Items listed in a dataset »
----

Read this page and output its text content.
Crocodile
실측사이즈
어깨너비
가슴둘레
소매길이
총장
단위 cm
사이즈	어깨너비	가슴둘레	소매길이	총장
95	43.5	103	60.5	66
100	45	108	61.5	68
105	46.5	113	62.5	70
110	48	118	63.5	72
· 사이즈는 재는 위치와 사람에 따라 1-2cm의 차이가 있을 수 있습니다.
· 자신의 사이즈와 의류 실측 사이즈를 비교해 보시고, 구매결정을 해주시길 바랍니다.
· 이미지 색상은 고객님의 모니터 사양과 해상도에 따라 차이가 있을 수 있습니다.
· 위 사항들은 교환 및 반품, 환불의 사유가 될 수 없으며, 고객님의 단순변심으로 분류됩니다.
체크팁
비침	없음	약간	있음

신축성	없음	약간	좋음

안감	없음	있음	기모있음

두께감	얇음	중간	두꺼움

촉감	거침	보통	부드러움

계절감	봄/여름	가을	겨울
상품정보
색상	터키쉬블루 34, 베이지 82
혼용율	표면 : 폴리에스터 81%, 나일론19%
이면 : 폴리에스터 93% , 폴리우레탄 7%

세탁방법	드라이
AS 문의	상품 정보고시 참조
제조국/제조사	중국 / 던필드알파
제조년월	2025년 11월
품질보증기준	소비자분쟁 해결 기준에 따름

----

Exercise brief »
Show each line holding the word "있습니다".

Completed task »
· 사이즈는 재는 위치와 사람에 따라 1-2cm의 차이가 있을 수 있습니다.
· 이미지 색상은 고객님의 모니터 사양과 해상도에 따라 차이가 있을 수 있습니다.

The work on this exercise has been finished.